Written problem:
Copy out each line of the data that holds the word "full".

Available data:
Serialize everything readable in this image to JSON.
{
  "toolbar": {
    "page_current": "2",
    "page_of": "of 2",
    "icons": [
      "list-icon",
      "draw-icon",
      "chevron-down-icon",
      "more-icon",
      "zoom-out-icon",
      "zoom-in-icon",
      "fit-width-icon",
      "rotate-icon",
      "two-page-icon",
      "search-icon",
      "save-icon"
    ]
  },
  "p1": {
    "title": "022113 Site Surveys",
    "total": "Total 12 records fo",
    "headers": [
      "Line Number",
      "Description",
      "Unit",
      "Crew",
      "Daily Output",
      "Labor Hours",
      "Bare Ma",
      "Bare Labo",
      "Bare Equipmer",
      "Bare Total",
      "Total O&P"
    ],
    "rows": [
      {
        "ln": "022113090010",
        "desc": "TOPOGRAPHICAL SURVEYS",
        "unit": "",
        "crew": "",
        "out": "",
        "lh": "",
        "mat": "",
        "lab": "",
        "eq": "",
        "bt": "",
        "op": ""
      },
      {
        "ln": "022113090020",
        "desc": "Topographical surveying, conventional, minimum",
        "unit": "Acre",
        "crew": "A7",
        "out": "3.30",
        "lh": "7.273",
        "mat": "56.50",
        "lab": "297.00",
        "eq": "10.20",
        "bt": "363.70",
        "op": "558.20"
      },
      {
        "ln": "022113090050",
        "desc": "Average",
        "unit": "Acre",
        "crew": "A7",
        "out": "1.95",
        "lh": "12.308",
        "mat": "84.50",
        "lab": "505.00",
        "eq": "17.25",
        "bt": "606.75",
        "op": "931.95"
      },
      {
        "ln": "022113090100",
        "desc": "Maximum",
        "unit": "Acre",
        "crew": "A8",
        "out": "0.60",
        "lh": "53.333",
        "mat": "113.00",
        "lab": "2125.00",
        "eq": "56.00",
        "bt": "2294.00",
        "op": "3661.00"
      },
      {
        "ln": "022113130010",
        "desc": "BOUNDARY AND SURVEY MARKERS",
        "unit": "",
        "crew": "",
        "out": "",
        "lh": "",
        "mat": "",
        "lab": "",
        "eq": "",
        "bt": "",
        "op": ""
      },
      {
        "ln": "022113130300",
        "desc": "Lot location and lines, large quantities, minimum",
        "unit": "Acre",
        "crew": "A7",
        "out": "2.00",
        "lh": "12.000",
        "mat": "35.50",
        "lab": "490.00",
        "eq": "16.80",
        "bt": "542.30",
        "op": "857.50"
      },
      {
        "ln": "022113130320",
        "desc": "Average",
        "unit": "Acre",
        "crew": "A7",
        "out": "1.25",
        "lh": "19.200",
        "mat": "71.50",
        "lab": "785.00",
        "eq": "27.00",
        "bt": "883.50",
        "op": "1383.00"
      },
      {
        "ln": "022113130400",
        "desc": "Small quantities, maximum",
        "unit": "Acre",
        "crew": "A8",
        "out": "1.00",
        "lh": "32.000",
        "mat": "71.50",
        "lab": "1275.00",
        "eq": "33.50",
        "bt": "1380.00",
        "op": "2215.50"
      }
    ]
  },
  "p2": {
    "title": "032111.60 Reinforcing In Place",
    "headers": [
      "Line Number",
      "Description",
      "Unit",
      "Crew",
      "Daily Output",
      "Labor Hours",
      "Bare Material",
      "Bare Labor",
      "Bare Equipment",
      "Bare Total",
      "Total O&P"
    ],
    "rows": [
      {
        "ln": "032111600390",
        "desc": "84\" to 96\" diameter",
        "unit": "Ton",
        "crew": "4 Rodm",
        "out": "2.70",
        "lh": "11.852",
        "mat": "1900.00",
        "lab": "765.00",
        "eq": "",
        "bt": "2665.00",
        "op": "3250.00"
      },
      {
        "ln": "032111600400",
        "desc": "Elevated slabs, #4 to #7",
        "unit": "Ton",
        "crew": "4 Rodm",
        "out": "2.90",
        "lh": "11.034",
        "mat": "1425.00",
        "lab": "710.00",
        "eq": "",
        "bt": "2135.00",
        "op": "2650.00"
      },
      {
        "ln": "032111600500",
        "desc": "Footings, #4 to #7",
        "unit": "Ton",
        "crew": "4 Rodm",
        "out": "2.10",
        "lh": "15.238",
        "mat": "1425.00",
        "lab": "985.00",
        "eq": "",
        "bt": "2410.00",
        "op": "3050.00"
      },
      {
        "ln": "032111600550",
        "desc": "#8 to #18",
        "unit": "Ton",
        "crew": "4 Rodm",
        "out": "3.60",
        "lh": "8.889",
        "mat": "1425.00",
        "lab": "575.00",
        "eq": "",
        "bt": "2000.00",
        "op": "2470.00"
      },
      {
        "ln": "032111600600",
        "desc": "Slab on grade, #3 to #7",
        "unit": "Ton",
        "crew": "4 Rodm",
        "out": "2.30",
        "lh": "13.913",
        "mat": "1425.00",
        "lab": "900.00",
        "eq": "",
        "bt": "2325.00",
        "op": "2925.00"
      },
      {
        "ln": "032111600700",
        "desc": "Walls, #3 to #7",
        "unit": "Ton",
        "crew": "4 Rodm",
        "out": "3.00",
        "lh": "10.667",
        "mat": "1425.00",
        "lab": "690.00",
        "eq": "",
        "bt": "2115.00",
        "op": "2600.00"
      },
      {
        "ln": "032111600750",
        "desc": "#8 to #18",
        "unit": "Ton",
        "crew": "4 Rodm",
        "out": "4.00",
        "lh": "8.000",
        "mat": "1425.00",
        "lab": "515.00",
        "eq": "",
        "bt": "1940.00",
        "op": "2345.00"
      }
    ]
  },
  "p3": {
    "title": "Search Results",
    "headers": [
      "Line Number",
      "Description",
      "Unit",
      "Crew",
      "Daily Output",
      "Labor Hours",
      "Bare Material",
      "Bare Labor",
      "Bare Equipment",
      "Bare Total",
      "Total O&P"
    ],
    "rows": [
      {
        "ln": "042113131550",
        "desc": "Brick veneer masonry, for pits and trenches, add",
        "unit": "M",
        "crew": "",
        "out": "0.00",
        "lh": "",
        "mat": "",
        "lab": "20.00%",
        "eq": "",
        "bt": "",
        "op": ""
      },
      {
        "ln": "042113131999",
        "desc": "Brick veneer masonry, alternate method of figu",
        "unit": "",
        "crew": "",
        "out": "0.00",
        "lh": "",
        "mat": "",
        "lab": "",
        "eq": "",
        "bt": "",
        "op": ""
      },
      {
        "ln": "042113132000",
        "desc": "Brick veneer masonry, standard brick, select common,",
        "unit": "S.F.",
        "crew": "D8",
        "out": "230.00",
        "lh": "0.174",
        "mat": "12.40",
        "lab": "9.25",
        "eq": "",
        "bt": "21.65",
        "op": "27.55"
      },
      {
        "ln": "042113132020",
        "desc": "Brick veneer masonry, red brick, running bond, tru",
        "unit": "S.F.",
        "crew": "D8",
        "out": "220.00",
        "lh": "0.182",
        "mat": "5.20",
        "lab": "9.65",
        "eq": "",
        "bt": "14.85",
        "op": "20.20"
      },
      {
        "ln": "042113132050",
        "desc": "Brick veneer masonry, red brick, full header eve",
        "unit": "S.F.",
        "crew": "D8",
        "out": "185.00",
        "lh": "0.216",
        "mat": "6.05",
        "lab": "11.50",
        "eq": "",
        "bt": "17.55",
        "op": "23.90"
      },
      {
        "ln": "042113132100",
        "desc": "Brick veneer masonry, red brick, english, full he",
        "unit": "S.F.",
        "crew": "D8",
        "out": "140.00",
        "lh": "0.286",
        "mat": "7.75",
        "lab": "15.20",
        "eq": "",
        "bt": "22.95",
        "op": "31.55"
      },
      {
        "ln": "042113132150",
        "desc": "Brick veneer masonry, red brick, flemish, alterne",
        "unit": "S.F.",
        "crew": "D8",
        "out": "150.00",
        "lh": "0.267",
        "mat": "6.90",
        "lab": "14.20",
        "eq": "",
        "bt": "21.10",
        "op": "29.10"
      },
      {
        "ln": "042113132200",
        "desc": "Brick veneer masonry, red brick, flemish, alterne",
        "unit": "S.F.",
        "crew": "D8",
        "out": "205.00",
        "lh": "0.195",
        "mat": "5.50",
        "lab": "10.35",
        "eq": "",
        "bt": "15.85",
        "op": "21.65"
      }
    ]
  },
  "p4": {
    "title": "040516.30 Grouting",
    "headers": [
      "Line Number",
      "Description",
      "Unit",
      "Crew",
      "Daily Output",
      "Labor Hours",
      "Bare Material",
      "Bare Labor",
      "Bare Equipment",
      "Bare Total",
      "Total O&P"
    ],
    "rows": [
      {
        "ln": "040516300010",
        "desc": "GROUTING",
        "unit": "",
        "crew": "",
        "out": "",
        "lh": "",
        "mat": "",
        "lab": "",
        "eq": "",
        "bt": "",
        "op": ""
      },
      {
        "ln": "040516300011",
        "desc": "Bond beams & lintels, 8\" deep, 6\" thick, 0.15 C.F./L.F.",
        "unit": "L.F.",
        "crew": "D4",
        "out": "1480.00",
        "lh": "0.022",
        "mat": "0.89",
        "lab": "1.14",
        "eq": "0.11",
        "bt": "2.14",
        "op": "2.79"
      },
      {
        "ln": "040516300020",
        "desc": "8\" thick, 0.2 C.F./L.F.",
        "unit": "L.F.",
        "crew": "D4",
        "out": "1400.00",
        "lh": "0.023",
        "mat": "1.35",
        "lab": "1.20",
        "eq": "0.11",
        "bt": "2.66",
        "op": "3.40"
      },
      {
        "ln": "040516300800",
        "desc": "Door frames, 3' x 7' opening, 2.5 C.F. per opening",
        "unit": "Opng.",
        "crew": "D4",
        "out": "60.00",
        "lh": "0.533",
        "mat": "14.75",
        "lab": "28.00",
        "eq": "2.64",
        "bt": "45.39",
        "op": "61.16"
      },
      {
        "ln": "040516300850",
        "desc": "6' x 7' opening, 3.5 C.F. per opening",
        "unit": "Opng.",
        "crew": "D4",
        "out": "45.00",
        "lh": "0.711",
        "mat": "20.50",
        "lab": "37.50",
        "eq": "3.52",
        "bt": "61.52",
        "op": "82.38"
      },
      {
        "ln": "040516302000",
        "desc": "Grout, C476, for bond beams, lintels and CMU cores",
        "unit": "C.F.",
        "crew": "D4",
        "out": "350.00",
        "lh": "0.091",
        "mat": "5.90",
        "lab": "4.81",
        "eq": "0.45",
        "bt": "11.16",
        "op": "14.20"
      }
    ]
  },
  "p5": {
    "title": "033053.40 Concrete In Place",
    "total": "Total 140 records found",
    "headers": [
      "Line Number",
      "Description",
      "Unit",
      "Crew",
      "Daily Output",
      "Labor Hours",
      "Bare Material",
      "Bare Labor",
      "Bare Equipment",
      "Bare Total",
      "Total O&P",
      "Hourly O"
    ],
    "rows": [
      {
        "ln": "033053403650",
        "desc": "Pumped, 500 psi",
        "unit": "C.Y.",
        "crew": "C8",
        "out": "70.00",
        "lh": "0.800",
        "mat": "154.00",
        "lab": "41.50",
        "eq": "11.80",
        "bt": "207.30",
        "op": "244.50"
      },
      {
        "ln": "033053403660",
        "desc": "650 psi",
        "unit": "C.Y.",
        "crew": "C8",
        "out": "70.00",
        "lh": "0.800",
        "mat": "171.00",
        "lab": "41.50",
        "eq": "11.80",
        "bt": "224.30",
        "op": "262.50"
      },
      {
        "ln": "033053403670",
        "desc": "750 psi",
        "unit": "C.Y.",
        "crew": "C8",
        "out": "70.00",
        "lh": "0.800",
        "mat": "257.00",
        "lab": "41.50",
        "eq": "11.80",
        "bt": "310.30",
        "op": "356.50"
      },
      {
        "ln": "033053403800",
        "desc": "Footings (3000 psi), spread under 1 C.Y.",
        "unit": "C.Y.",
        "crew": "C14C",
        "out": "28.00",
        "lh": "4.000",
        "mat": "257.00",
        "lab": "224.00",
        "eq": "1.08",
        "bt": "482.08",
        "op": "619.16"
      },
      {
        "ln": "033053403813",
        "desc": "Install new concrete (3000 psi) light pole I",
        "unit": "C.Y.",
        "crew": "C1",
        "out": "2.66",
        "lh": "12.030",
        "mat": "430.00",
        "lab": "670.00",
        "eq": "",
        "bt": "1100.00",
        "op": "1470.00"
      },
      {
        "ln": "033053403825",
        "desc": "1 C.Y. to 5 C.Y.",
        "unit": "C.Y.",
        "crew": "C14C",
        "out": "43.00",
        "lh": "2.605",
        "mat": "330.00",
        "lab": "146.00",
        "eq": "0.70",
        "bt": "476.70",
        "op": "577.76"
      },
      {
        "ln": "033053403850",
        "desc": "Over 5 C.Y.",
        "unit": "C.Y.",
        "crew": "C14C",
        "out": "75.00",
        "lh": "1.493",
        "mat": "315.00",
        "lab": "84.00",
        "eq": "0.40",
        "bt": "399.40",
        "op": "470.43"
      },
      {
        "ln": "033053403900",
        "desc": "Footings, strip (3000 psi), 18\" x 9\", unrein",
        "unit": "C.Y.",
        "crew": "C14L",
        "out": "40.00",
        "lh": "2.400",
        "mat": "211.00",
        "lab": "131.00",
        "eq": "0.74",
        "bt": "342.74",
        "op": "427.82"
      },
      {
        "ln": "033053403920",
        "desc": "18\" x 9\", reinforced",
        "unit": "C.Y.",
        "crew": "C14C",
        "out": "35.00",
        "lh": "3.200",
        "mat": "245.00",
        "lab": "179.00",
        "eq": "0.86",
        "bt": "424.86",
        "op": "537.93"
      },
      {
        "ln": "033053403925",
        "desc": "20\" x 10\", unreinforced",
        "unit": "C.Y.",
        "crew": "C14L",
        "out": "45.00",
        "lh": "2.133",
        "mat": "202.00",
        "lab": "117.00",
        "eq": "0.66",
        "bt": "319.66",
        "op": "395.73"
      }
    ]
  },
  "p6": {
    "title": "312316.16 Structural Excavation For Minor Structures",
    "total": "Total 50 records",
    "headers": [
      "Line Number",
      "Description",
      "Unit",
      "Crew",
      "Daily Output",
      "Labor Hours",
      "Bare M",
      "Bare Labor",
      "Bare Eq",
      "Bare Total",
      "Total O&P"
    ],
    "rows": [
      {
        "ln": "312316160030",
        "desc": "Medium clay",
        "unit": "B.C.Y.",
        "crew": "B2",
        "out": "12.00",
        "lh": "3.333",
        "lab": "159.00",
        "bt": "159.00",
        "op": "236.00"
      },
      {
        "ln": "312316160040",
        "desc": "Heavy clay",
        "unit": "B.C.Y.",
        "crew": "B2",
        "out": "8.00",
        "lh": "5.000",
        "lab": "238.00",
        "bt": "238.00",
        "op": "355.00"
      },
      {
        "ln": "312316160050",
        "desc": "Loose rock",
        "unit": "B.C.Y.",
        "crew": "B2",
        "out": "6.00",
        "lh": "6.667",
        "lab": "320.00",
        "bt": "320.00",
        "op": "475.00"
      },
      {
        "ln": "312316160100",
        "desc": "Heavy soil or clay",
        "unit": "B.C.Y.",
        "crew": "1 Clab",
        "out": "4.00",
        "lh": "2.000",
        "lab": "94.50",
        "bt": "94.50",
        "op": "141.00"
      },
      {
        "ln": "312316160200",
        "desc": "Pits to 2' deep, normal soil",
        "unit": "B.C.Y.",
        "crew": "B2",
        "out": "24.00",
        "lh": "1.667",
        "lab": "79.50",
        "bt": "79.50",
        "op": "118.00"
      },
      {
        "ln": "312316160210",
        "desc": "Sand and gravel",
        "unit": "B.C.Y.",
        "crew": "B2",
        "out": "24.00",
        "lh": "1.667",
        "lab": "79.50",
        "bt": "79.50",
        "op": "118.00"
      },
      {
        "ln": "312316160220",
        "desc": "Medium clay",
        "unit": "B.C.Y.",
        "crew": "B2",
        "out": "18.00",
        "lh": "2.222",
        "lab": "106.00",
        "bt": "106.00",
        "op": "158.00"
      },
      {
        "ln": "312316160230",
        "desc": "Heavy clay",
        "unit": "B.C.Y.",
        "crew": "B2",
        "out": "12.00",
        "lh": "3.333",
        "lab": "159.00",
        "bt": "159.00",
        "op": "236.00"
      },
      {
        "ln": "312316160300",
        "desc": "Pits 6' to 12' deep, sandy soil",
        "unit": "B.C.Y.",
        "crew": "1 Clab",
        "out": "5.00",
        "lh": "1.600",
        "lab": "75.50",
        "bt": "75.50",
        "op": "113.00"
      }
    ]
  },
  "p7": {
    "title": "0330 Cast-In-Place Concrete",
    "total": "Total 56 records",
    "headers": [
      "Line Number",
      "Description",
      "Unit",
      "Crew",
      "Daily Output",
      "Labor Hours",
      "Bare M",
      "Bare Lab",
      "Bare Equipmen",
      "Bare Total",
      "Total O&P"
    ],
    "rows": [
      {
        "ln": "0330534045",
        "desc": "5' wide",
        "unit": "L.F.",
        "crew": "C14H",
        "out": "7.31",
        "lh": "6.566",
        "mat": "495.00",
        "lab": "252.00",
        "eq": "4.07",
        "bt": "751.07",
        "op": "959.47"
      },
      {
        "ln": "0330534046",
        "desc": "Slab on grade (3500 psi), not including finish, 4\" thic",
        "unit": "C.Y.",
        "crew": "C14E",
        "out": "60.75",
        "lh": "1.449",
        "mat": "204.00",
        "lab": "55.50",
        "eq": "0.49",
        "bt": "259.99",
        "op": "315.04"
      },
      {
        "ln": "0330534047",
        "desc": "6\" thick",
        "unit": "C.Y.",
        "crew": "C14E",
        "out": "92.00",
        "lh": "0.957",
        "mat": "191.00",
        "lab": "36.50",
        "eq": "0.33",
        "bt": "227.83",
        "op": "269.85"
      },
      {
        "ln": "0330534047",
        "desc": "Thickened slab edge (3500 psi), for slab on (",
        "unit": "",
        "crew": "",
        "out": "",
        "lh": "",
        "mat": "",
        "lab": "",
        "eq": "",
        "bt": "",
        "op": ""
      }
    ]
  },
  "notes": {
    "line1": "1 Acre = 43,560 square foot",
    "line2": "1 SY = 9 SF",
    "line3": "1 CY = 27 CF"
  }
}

Task answer:
        "desc": "Brick veneer masonry, red brick, full header eve",
        "desc": "Brick veneer masonry, red brick, english, full he",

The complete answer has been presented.